Dataset entries:
____

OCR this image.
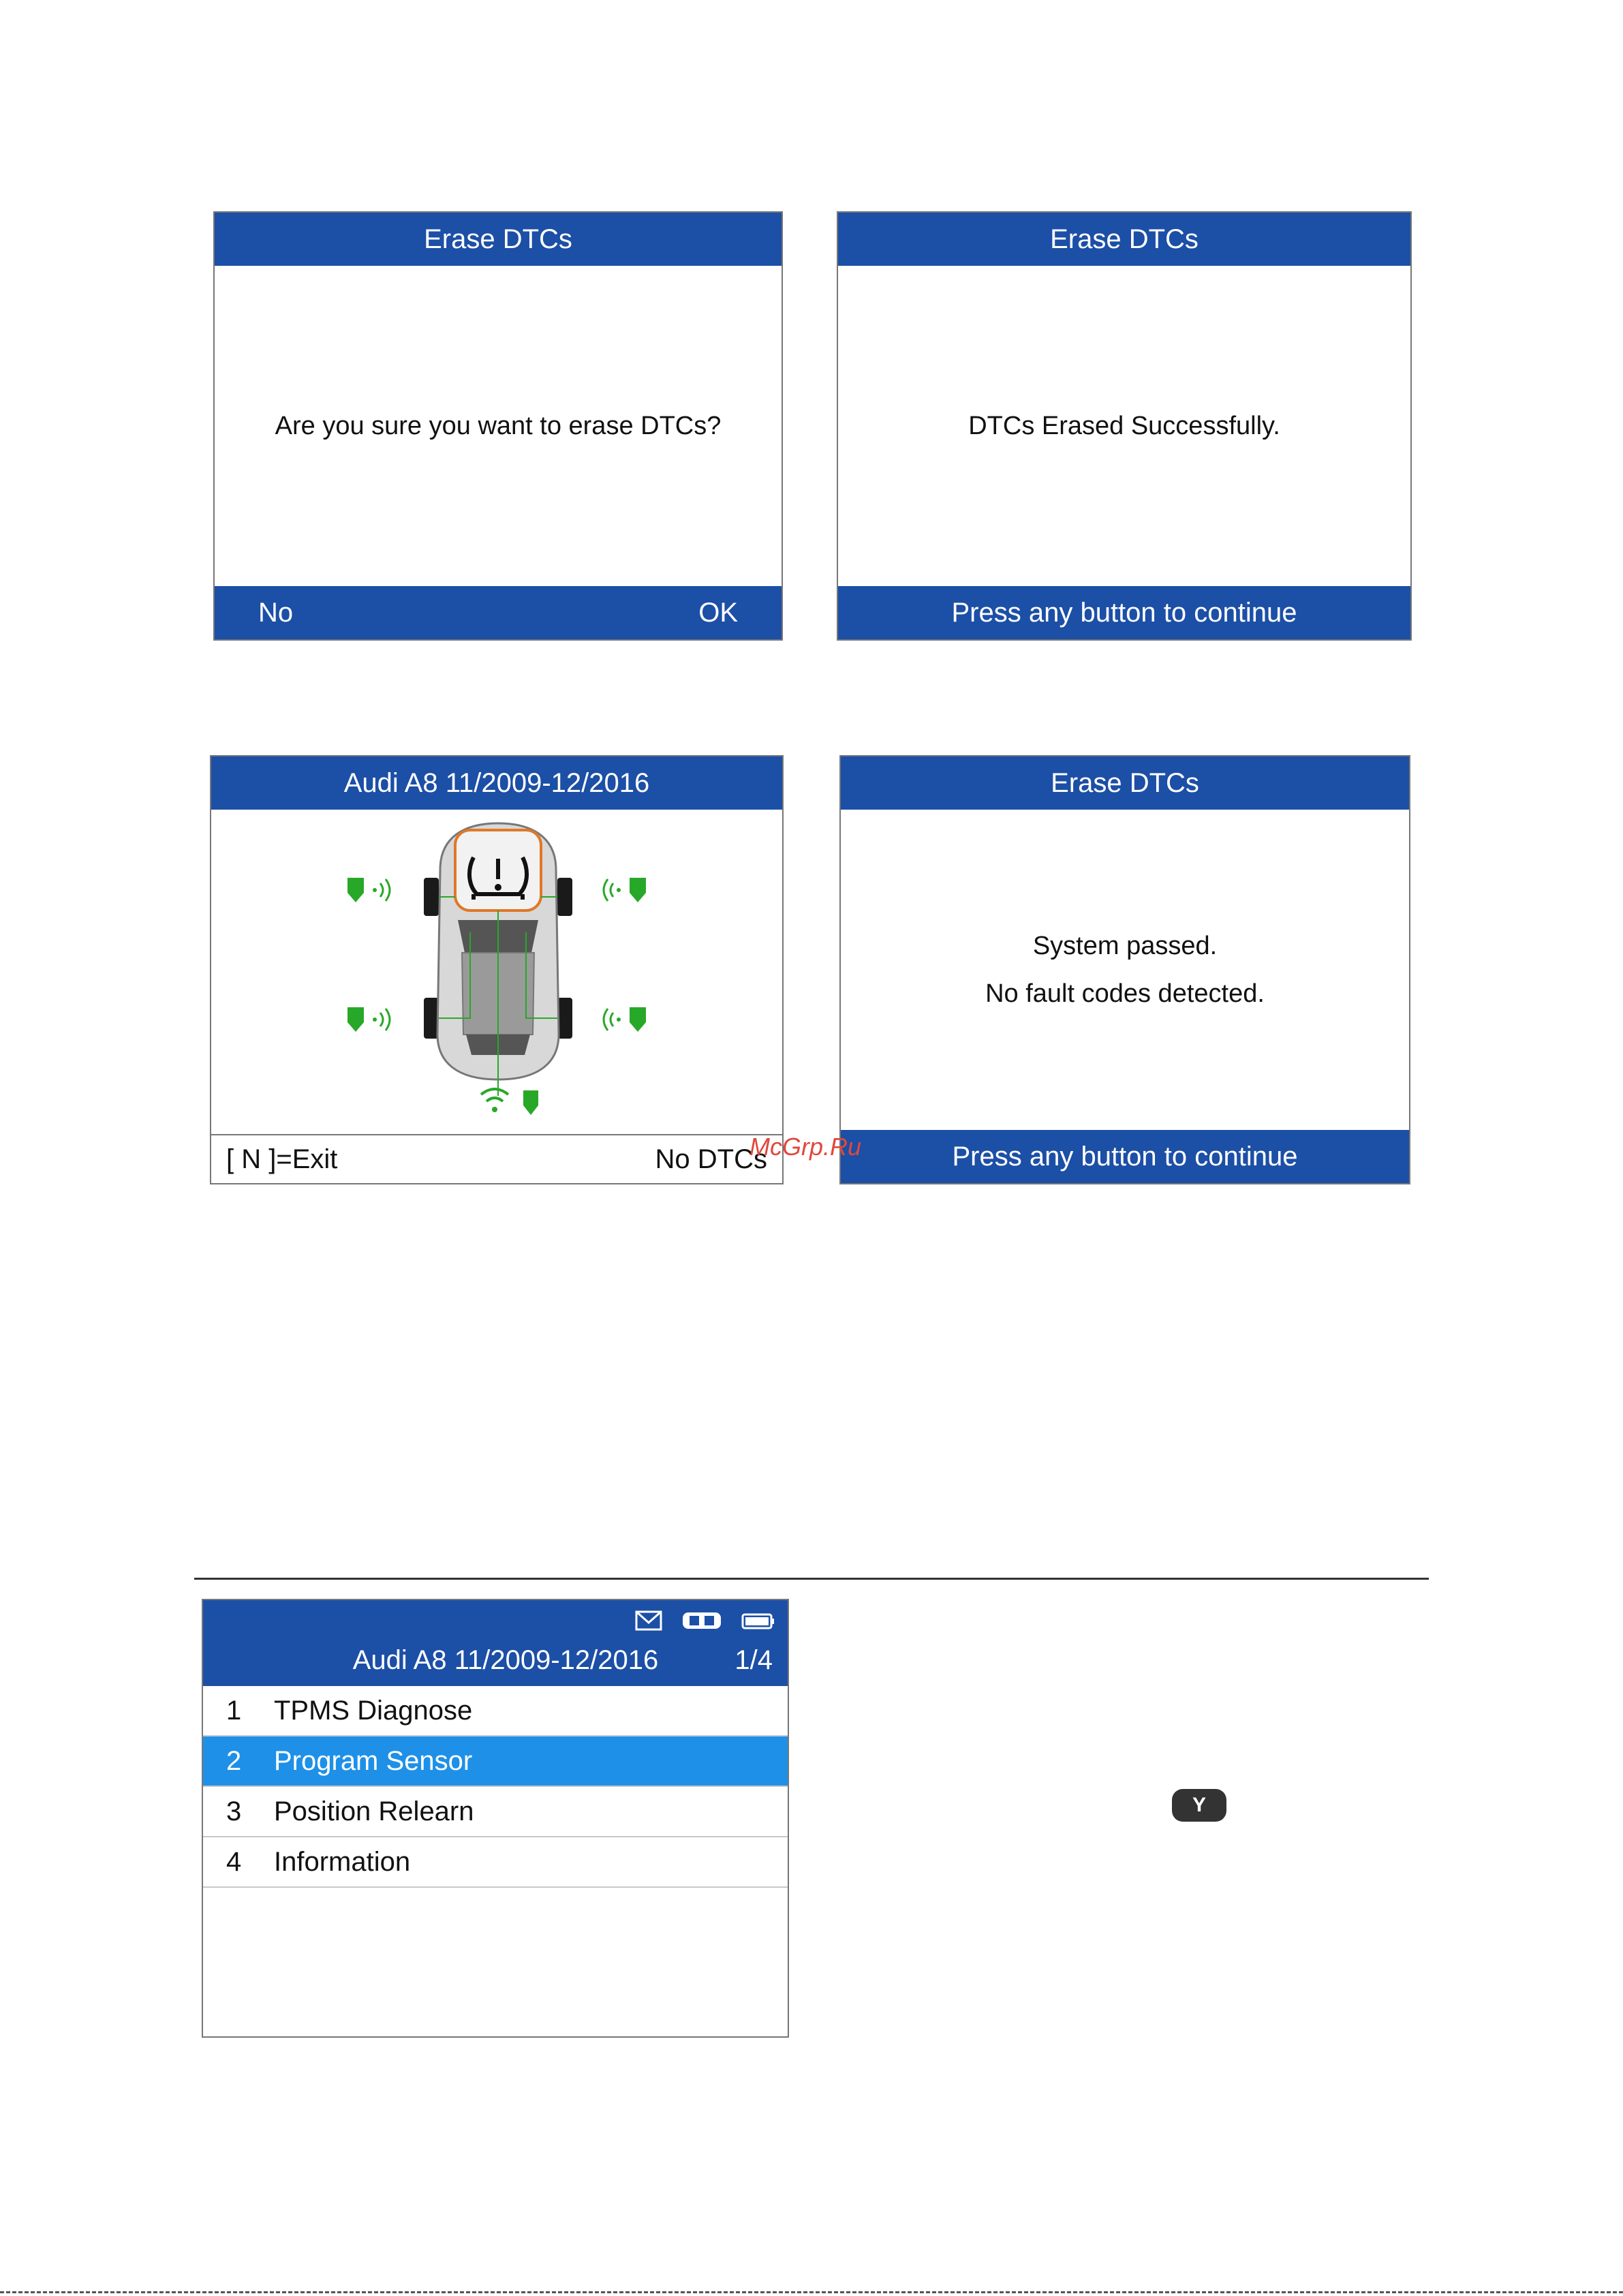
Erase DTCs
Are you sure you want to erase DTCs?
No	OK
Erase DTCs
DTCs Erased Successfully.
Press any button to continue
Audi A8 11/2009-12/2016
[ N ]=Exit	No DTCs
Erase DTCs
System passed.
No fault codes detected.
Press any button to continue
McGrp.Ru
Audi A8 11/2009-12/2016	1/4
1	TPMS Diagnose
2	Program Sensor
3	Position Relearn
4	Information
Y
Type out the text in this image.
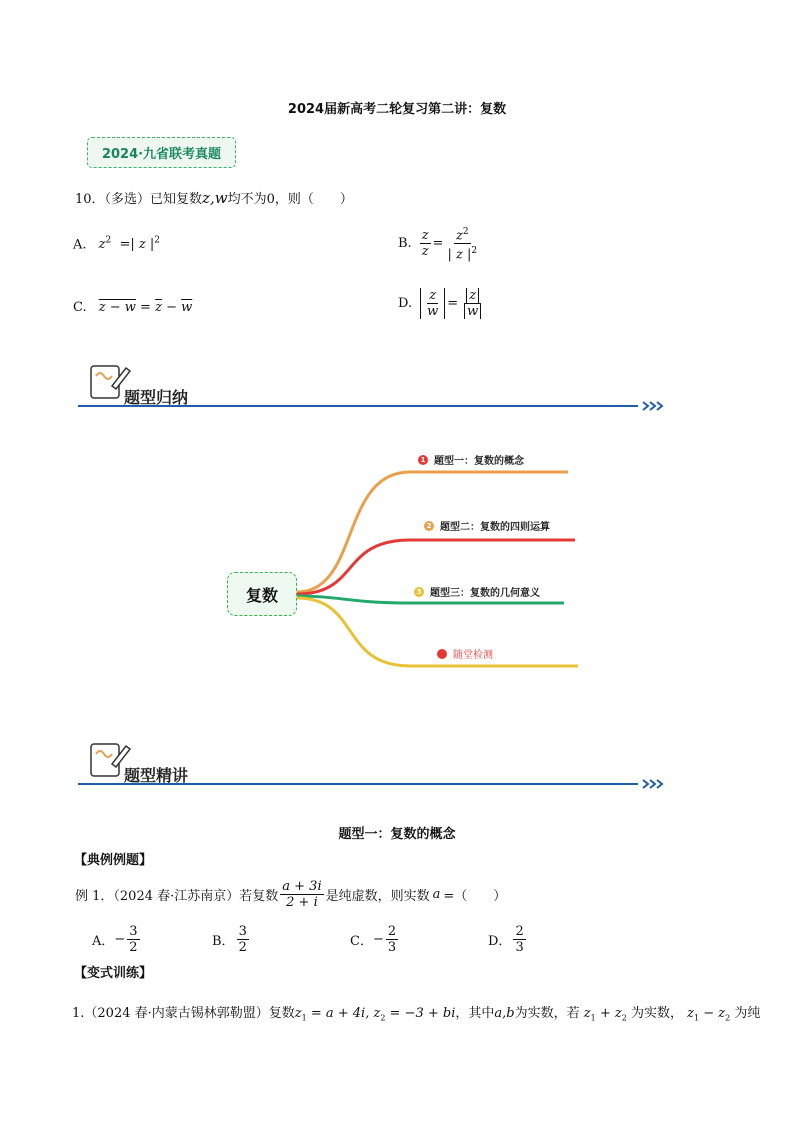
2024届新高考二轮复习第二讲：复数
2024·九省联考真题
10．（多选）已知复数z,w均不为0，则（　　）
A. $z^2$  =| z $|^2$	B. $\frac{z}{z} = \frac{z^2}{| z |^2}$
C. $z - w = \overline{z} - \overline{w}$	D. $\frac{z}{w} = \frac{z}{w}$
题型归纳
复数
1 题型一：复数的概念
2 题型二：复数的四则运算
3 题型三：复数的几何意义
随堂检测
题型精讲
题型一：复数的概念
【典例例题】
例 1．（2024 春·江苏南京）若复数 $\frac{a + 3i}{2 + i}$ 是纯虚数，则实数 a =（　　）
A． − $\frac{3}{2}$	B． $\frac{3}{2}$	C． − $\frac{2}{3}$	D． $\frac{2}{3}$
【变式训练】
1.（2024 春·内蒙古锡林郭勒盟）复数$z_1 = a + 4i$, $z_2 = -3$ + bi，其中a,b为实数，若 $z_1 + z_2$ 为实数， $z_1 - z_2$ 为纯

____

Short exercise: Look above for the line containing "Type out the text in this image."; output that line and all lines after it through the last one exactly, without the pictures.

Written answer:
Type out the text in this image.
2024届新高考二轮复习第二讲：复数
2024·九省联考真题
10．（多选）已知复数z,w均不为0，则（　　）
A. $z^2$  =| z $|^2$	B. $\frac{z}{z} = \frac{z^2}{| z |^2}$
C. $z - w = \overline{z} - \overline{w}$	D. $\frac{z}{w} = \frac{z}{w}$
题型归纳
复数
1 题型一：复数的概念
2 题型二：复数的四则运算
3 题型三：复数的几何意义
随堂检测
题型精讲
题型一：复数的概念
【典例例题】
例 1．（2024 春·江苏南京）若复数 $\frac{a + 3i}{2 + i}$ 是纯虚数，则实数 a =（　　）
A． − $\frac{3}{2}$	B． $\frac{3}{2}$	C． − $\frac{2}{3}$	D． $\frac{2}{3}$
【变式训练】
1.（2024 春·内蒙古锡林郭勒盟）复数$z_1 = a + 4i$, $z_2 = -3$ + bi，其中a,b为实数，若 $z_1 + z_2$ 为实数， $z_1 - z_2$ 为纯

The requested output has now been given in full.